→ **SHORT TASK**
Check each line of the listing, and copy it if it contains the word "polygons".

## START MATERIAL

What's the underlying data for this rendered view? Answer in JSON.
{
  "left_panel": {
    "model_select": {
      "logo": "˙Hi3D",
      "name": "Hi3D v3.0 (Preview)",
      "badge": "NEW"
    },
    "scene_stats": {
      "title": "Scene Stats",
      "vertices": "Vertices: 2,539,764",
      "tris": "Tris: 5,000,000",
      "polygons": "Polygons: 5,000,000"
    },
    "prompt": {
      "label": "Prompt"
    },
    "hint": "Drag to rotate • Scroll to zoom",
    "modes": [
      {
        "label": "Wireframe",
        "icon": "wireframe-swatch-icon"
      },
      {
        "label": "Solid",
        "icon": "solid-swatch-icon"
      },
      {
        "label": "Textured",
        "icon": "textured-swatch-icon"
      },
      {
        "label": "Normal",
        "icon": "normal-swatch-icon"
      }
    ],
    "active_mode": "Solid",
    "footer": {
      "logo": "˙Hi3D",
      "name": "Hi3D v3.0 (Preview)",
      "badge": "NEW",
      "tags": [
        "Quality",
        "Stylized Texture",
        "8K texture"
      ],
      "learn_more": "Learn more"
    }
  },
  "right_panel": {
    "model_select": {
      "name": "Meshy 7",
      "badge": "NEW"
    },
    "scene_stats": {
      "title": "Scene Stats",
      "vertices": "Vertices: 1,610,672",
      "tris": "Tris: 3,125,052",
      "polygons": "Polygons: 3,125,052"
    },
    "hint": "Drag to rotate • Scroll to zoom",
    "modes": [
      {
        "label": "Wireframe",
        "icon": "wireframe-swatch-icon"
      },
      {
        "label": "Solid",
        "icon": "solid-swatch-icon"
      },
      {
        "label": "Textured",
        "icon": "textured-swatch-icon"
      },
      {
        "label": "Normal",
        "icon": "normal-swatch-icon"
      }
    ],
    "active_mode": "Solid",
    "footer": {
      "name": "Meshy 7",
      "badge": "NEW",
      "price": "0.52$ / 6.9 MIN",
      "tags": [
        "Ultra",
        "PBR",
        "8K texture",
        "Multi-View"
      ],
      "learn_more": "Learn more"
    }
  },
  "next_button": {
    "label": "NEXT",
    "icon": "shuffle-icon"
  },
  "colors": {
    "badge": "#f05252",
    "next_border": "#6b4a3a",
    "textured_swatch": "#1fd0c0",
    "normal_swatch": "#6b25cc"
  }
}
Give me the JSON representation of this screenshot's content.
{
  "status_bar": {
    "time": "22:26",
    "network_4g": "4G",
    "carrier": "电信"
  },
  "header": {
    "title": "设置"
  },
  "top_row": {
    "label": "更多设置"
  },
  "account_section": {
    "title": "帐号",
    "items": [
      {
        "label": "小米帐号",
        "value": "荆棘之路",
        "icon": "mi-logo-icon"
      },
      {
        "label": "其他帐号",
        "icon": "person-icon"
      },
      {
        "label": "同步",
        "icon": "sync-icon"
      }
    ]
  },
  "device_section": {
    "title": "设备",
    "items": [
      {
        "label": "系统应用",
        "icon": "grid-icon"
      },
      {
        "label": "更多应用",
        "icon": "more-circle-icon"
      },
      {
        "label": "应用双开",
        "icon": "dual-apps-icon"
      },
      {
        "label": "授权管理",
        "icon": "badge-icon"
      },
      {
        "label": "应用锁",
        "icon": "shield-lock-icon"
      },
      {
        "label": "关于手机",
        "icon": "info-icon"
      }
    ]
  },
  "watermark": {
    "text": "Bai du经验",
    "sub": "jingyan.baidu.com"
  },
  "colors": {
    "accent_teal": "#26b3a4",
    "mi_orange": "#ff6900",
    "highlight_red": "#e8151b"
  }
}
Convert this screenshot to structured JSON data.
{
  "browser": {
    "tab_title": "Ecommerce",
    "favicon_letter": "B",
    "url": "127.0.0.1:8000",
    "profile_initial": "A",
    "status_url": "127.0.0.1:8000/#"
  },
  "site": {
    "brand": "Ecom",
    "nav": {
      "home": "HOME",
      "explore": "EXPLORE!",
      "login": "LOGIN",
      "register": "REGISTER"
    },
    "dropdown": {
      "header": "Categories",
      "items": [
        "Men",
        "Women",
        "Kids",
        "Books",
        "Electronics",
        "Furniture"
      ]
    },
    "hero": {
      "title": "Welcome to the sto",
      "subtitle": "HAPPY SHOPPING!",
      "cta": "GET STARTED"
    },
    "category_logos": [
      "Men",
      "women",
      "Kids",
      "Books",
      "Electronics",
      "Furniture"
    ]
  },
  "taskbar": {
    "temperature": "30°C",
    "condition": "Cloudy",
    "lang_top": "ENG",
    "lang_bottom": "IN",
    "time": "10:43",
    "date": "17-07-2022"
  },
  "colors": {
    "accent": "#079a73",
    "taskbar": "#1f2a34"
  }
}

## END MATERIAL

→ **RESULT BELOW**
      "polygons": "Polygons: 5,000,000"
      "polygons": "Polygons: 3,125,052"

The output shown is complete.